## WORK INSTRUCTIONS
Below are records to repeat exactly. Omit the pictures from the copy.

## DATA SHOWN
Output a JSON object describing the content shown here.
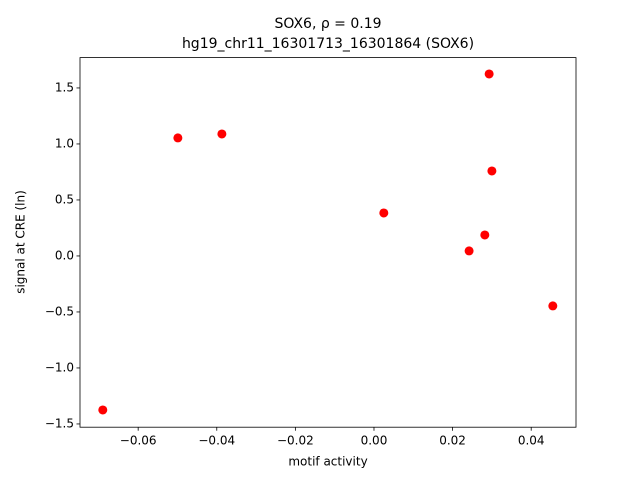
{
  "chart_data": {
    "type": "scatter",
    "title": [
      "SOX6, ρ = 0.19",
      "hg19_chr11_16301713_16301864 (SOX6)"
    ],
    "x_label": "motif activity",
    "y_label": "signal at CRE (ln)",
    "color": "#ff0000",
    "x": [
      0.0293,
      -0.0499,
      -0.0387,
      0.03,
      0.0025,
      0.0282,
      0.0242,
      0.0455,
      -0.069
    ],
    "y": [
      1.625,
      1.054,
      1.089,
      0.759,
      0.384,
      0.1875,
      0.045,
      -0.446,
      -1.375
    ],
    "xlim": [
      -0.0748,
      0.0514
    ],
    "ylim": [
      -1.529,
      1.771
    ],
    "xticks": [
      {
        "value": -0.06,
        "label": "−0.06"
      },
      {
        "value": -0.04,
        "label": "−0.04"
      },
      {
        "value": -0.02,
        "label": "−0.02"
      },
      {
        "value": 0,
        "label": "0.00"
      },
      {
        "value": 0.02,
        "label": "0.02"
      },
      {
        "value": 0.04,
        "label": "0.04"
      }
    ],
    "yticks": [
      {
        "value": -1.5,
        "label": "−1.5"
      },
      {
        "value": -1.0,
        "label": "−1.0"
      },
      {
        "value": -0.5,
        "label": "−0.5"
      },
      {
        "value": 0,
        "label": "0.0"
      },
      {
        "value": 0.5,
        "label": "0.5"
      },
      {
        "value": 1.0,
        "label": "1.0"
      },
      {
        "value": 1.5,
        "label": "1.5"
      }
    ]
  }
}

## SOLVED PROBLEM
Output a JSON object describing the content shown here.
{
  "chart_data": {
    "type": "scatter",
    "title": [
      "SOX6, ρ = 0.19",
      "hg19_chr11_16301713_16301864 (SOX6)"
    ],
    "x_label": "motif activity",
    "y_label": "signal at CRE (ln)",
    "color": "#ff0000",
    "x": [
      0.0293,
      -0.0499,
      -0.0387,
      0.03,
      0.0025,
      0.0282,
      0.0242,
      0.0455,
      -0.069
    ],
    "y": [
      1.625,
      1.054,
      1.089,
      0.759,
      0.384,
      0.1875,
      0.045,
      -0.446,
      -1.375
    ],
    "xlim": [
      -0.0748,
      0.0514
    ],
    "ylim": [
      -1.529,
      1.771
    ],
    "xticks": [
      {
        "value": -0.06,
        "label": "−0.06"
      },
      {
        "value": -0.04,
        "label": "−0.04"
      },
      {
        "value": -0.02,
        "label": "−0.02"
      },
      {
        "value": 0,
        "label": "0.00"
      },
      {
        "value": 0.02,
        "label": "0.02"
      },
      {
        "value": 0.04,
        "label": "0.04"
      }
    ],
    "yticks": [
      {
        "value": -1.5,
        "label": "−1.5"
      },
      {
        "value": -1.0,
        "label": "−1.0"
      },
      {
        "value": -0.5,
        "label": "−0.5"
      },
      {
        "value": 0,
        "label": "0.0"
      },
      {
        "value": 0.5,
        "label": "0.5"
      },
      {
        "value": 1.0,
        "label": "1.0"
      },
      {
        "value": 1.5,
        "label": "1.5"
      }
    ]
  }
}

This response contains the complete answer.